United States District Court, N.D. Indiana, South Bend Division

December 15, 2016




         On February 1, 2016, Plaintiff filed his Motion to Conduct Standard Discovery Pursuant to Rule 26 of Federal Rules of Civil Procedure in this case brought pursuant to Employee Retirement Income Security Act (“ERISA”), 29 U.S.C. § 1001 et seq. Defendants filed a response to Plaintiff's instant motion to conduct discovery on March 1, 2016. Plaintiff's instant motion became ripe on March 11, 2016, when he filed his reply brief.

         Once the Court entered its opinion and order denying Plaintiff's motion to apply the de novo standard of review in this case, the undersigned ordered the parties to complete supplemental briefing on the instant motion for discovery. [Doc. No. 30]. On October 20, 2016, Plaintiff timely filed his supplemental brief [Doc. No. 31] along with his proposed interrogatories [Doc. No. 31-1], his proposed request for production of documents [Doc. No. 31-2], and a 2007 law review article discussing the partiality of self-interested reviewers in claims benefits decisions challenged under ERISA [Doc. No. 31-3]. Defendants filed their timely supplemental brief in response [Doc. No. 32] along with a document entitled “Reliance Standard Claim Handling Statement of Principles (“the Reliance Principles”) [Doc. No. 32-1]. In light of the parties' briefing and the supplemental evidence presented, the Court now denies Plaintiff's motion for discovery for the reasons stated below.

RECORDED DATA:
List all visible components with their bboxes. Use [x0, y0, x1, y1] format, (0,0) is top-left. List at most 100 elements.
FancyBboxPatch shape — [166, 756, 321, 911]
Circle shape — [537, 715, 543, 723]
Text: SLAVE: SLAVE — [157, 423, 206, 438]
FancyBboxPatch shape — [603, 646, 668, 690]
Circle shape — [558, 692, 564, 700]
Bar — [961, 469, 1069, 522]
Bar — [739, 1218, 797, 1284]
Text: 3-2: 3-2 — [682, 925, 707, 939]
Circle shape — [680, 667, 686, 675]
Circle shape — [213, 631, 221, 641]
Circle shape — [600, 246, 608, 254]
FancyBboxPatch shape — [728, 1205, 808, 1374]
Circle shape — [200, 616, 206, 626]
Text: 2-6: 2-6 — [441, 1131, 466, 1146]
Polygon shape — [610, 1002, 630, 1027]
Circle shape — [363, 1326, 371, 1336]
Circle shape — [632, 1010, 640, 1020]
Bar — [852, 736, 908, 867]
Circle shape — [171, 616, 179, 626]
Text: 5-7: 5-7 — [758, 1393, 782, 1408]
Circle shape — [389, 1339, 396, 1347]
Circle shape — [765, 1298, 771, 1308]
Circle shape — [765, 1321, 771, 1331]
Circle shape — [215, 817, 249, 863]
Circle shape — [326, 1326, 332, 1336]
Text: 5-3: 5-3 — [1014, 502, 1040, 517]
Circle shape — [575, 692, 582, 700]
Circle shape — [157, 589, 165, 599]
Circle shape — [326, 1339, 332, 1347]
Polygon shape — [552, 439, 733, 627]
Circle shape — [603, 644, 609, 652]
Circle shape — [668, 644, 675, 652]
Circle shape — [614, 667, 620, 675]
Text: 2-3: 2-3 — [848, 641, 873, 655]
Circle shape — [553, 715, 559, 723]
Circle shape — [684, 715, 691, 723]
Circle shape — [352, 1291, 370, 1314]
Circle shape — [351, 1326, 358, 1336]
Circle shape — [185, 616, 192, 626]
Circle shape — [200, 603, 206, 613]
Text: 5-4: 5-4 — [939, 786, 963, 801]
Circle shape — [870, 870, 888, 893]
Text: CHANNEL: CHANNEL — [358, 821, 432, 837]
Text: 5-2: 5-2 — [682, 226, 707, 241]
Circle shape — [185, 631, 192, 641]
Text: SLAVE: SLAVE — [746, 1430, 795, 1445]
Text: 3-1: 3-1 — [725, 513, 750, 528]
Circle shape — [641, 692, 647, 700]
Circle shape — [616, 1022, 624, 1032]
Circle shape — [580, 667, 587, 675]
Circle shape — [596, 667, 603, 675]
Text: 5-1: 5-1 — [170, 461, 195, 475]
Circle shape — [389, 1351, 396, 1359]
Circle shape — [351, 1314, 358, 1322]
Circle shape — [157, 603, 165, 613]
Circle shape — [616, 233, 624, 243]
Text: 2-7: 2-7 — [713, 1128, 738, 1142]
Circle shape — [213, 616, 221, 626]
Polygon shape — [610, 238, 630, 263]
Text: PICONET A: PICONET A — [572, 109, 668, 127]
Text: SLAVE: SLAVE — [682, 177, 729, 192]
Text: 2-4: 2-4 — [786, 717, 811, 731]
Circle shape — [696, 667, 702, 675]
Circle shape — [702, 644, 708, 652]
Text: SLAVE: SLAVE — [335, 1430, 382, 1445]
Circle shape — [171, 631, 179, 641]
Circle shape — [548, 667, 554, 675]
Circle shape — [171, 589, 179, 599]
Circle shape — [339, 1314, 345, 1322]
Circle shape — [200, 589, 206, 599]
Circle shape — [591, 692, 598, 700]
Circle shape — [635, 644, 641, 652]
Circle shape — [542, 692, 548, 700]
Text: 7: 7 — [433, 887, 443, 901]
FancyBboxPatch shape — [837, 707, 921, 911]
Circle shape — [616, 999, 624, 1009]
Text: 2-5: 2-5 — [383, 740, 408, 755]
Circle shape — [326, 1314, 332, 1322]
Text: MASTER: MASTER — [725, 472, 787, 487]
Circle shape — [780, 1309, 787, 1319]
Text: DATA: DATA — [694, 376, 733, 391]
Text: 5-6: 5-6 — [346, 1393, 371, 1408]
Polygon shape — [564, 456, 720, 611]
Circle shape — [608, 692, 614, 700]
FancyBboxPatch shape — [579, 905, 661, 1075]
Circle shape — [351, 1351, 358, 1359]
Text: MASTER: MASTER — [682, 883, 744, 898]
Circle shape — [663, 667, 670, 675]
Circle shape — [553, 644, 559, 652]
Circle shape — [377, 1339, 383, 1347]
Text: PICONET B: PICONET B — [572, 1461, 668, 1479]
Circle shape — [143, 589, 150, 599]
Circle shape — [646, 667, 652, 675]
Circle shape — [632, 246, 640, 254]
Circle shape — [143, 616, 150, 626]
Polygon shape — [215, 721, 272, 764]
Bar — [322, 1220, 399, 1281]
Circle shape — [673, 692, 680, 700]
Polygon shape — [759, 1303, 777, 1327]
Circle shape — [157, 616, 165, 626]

TASKS TO COMPLETE:
(1) Rewrite the court order from "United States District" to "his reply brief.", putting "Claimant" wherever "Plaintiff" appears.
(2) Continue the court order on the ERISA discovery motion from the point where it stops.

ANSWER LIST:
(1)
United States District Court, N.D. Indiana, South Bend Division

December 15, 2016




         On February 1, 2016, Claimant filed his Motion to Conduct Standard Discovery Pursuant to Rule 26 of Federal Rules of Civil Procedure in this case brought pursuant to Employee Retirement Income Security Act (“ERISA”), 29 U.S.C. § 1001 et seq. Defendants filed a response to Claimant's instant motion to conduct discovery on March 1, 2016. Claimant's instant motion became ripe on March 11, 2016, when he filed his reply brief.

(2)
         I. Relevant Background

         In its opinion and order dated September 26, 2016, the Court concluded that Defendants substantially complied with the ERISA regulatory framework in its denial of Plaintiff's claim for disability insurance benefits. Accordingly, the Court held that Plaintiff's ERISA claim before this Court will be reviewed under the arbitrary and capricious standard typically applied in ERISA cases where a benefit plan contains a discretionary clause. See Doc. No. 29 at 3 (citing Metro. Life Ins. Co. v. Glenn, 554 U.S. 105, 111(2008) (citing Firestone Tire & Rubber Co. v. Bruch, 489 U.S. 101, 115 (1989))).

         Ordinarily in ERISA cases where the arbitrary and capricious standard is applied, the reviewing court only considers the administrative record, or in other words, evidence before the claims administrator when the claim at issue was denied. Perlman v. Swiss Bank Corp. Comprehensive Disability Prot. Plan, 195 F.3d 975, 982 (7th Cir. 1999); see also Krolnik v. Prudential Ins. Co. of Am., 570 F.3d 841, 843 (7th Cir. 2009). However, the Supreme Court in Glenn addressed concerns about the effect of structural conflicts of interest where the claims administrator both evaluates benefits claims and pays any benefits awarded. Glenn, 554 U.S. at 112-18. The Court concluded that such a conflict of interest constitutes “one factor among many that a reviewing judge must take into account.” Id. at 116.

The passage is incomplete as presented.